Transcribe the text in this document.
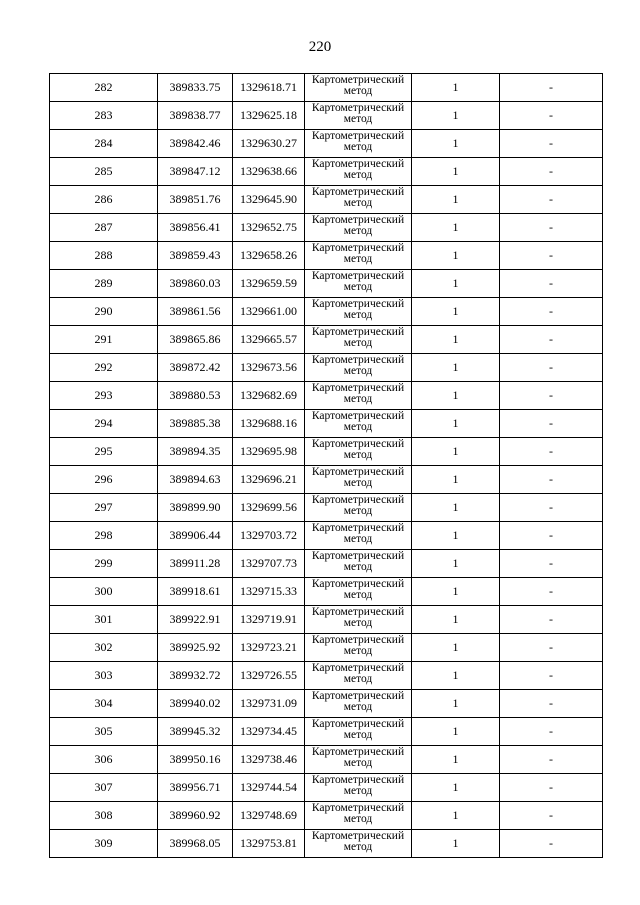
220
282	389833.75	1329618.71	Картометрический
метод	1	-
283	389838.77	1329625.18	Картометрический
метод	1	-
284	389842.46	1329630.27	Картометрический
метод	1	-
285	389847.12	1329638.66	Картометрический
метод	1	-
286	389851.76	1329645.90	Картометрический
метод	1	-
287	389856.41	1329652.75	Картометрический
метод	1	-
288	389859.43	1329658.26	Картометрический
метод	1	-
289	389860.03	1329659.59	Картометрический
метод	1	-
290	389861.56	1329661.00	Картометрический
метод	1	-
291	389865.86	1329665.57	Картометрический
метод	1	-
292	389872.42	1329673.56	Картометрический
метод	1	-
293	389880.53	1329682.69	Картометрический
метод	1	-
294	389885.38	1329688.16	Картометрический
метод	1	-
295	389894.35	1329695.98	Картометрический
метод	1	-
296	389894.63	1329696.21	Картометрический
метод	1	-
297	389899.90	1329699.56	Картометрический
метод	1	-
298	389906.44	1329703.72	Картометрический
метод	1	-
299	389911.28	1329707.73	Картометрический
метод	1	-
300	389918.61	1329715.33	Картометрический
метод	1	-
301	389922.91	1329719.91	Картометрический
метод	1	-
302	389925.92	1329723.21	Картометрический
метод	1	-
303	389932.72	1329726.55	Картометрический
метод	1	-
304	389940.02	1329731.09	Картометрический
метод	1	-
305	389945.32	1329734.45	Картометрический
метод	1	-
306	389950.16	1329738.46	Картометрический
метод	1	-
307	389956.71	1329744.54	Картометрический
метод	1	-
308	389960.92	1329748.69	Картометрический
метод	1	-
309	389968.05	1329753.81	Картометрический
метод	1	-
☆ ☆ ☆
What to produce: The material above holds pictures; copy everything else in it exactly.

Written solution:
Transcribe the text in this document.
220
282	389833.75	1329618.71	Картометрический
метод	1	-
283	389838.77	1329625.18	Картометрический
метод	1	-
284	389842.46	1329630.27	Картометрический
метод	1	-
285	389847.12	1329638.66	Картометрический
метод	1	-
286	389851.76	1329645.90	Картометрический
метод	1	-
287	389856.41	1329652.75	Картометрический
метод	1	-
288	389859.43	1329658.26	Картометрический
метод	1	-
289	389860.03	1329659.59	Картометрический
метод	1	-
290	389861.56	1329661.00	Картометрический
метод	1	-
291	389865.86	1329665.57	Картометрический
метод	1	-
292	389872.42	1329673.56	Картометрический
метод	1	-
293	389880.53	1329682.69	Картометрический
метод	1	-
294	389885.38	1329688.16	Картометрический
метод	1	-
295	389894.35	1329695.98	Картометрический
метод	1	-
296	389894.63	1329696.21	Картометрический
метод	1	-
297	389899.90	1329699.56	Картометрический
метод	1	-
298	389906.44	1329703.72	Картометрический
метод	1	-
299	389911.28	1329707.73	Картометрический
метод	1	-
300	389918.61	1329715.33	Картометрический
метод	1	-
301	389922.91	1329719.91	Картометрический
метод	1	-
302	389925.92	1329723.21	Картометрический
метод	1	-
303	389932.72	1329726.55	Картометрический
метод	1	-
304	389940.02	1329731.09	Картометрический
метод	1	-
305	389945.32	1329734.45	Картометрический
метод	1	-
306	389950.16	1329738.46	Картометрический
метод	1	-
307	389956.71	1329744.54	Картометрический
метод	1	-
308	389960.92	1329748.69	Картометрический
метод	1	-
309	389968.05	1329753.81	Картометрический
метод	1	-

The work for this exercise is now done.